Task data:
-- start --

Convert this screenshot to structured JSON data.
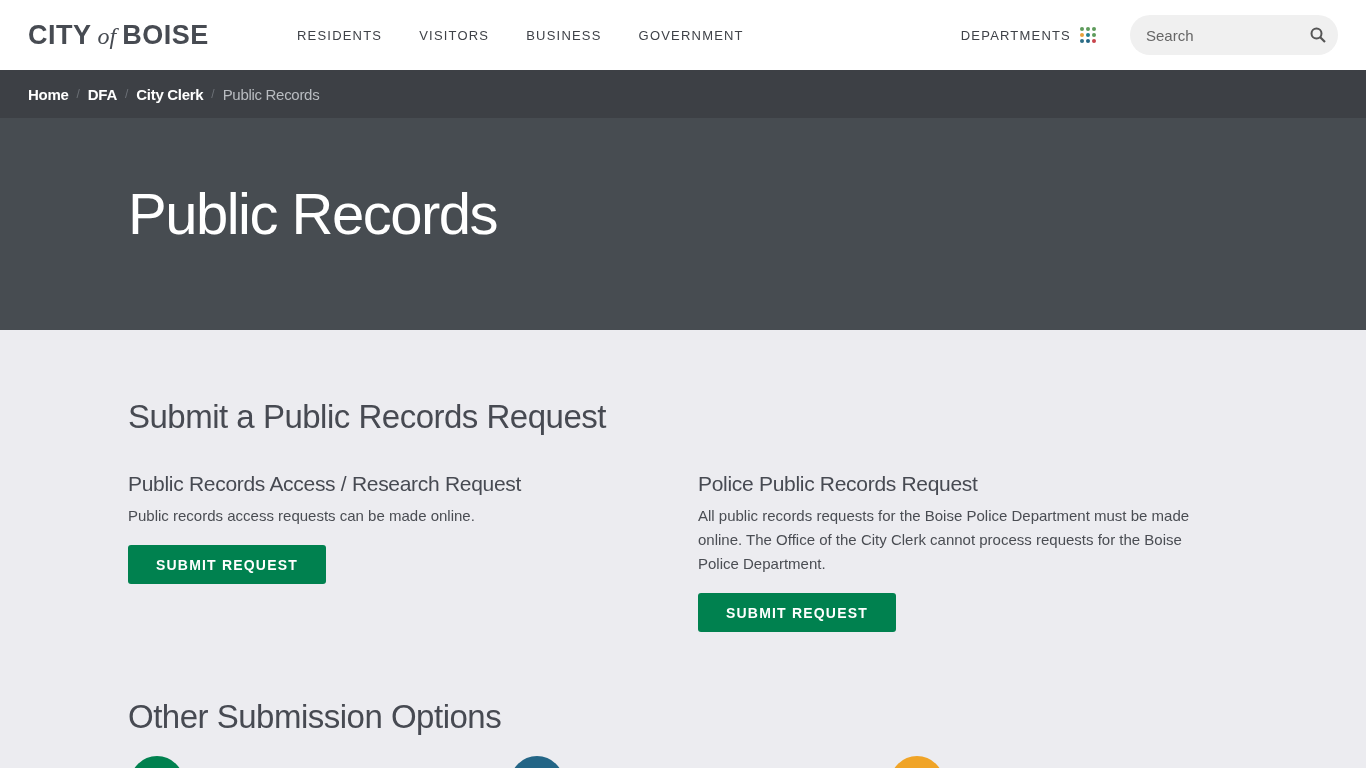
{
  "logo": {
    "first": "CITY",
    "middle": "of",
    "last": "BOISE"
  },
  "nav": [
    "RESIDENTS",
    "VISITORS",
    "BUSINESS",
    "GOVERNMENT"
  ],
  "departments": {
    "label": "DEPARTMENTS"
  },
  "search": {
    "placeholder": "Search"
  },
  "breadcrumb_separator": "/",
  "breadcrumb": [
    {
      "label": "Home",
      "current": false
    },
    {
      "label": "DFA",
      "current": false
    },
    {
      "label": "City Clerk",
      "current": false
    },
    {
      "label": "Public Records",
      "current": true
    }
  ],
  "hero": {
    "title": "Public Records"
  },
  "section": {
    "title": "Submit a Public Records Request"
  },
  "requests": [
    {
      "title": "Public Records Access / Research Request",
      "text": "Public records access requests can be made online.",
      "button": "SUBMIT REQUEST"
    },
    {
      "title": "Police Public Records Request",
      "text": "All public records requests for the Boise Police Department must be made online. The Office of the City Clerk cannot process requests for the Boise Police Department.",
      "button": "SUBMIT REQUEST"
    }
  ],
  "other": {
    "title": "Other Submission Options",
    "options": [
      {
        "color": "#00814f"
      },
      {
        "color": "#236586"
      },
      {
        "color": "#f0a427"
      }
    ]
  }
}
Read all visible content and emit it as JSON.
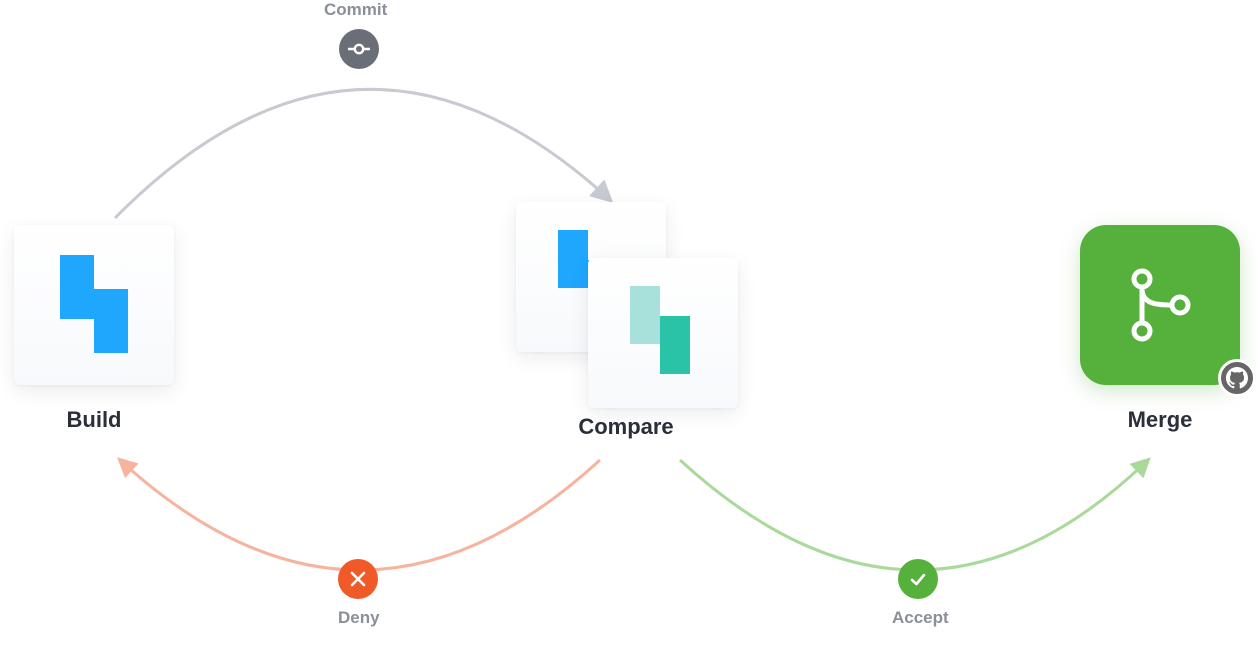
{
  "nodes": {
    "build": {
      "label": "Build"
    },
    "compare": {
      "label": "Compare"
    },
    "merge": {
      "label": "Merge"
    }
  },
  "edges": {
    "commit": {
      "label": "Commit"
    },
    "deny": {
      "label": "Deny"
    },
    "accept": {
      "label": "Accept"
    }
  },
  "colors": {
    "blue": "#1ea7fd",
    "teal": "#2bc3a8",
    "teal_light": "#a8e0db",
    "green": "#56b03c",
    "orange": "#f05a28",
    "gray_arrow": "#c7cad1",
    "text_muted": "#8a8f99"
  }
}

-- end --

Task brief: What comes back should match the records exactly, minus any pictures.

The result:
Convert this screenshot to structured JSON data.
{
  "logo": {
    "first": "CITY",
    "middle": "of",
    "last": "BOISE"
  },
  "nav": [
    "RESIDENTS",
    "VISITORS",
    "BUSINESS",
    "GOVERNMENT"
  ],
  "departments": {
    "label": "DEPARTMENTS"
  },
  "search": {
    "placeholder": "Search"
  },
  "breadcrumb_separator": "/",
  "breadcrumb": [
    {
      "label": "Home",
      "current": false
    },
    {
      "label": "DFA",
      "current": false
    },
    {
      "label": "City Clerk",
      "current": false
    },
    {
      "label": "Public Records",
      "current": true
    }
  ],
  "hero": {
    "title": "Public Records"
  },
  "section": {
    "title": "Submit a Public Records Request"
  },
  "requests": [
    {
      "title": "Public Records Access / Research Request",
      "text": "Public records access requests can be made online.",
      "button": "SUBMIT REQUEST"
    },
    {
      "title": "Police Public Records Request",
      "text": "All public records requests for the Boise Police Department must be made online. The Office of the City Clerk cannot process requests for the Boise Police Department.",
      "button": "SUBMIT REQUEST"
    }
  ],
  "other": {
    "title": "Other Submission Options",
    "options": [
      {
        "color": "#00814f"
      },
      {
        "color": "#236586"
      },
      {
        "color": "#f0a427"
      }
    ]
  }
}
Read all visible content and emit it as JSON.
{
  "nodes": {
    "build": {
      "label": "Build"
    },
    "compare": {
      "label": "Compare"
    },
    "merge": {
      "label": "Merge"
    }
  },
  "edges": {
    "commit": {
      "label": "Commit"
    },
    "deny": {
      "label": "Deny"
    },
    "accept": {
      "label": "Accept"
    }
  },
  "colors": {
    "blue": "#1ea7fd",
    "teal": "#2bc3a8",
    "teal_light": "#a8e0db",
    "green": "#56b03c",
    "orange": "#f05a28",
    "gray_arrow": "#c7cad1",
    "text_muted": "#8a8f99"
  }
}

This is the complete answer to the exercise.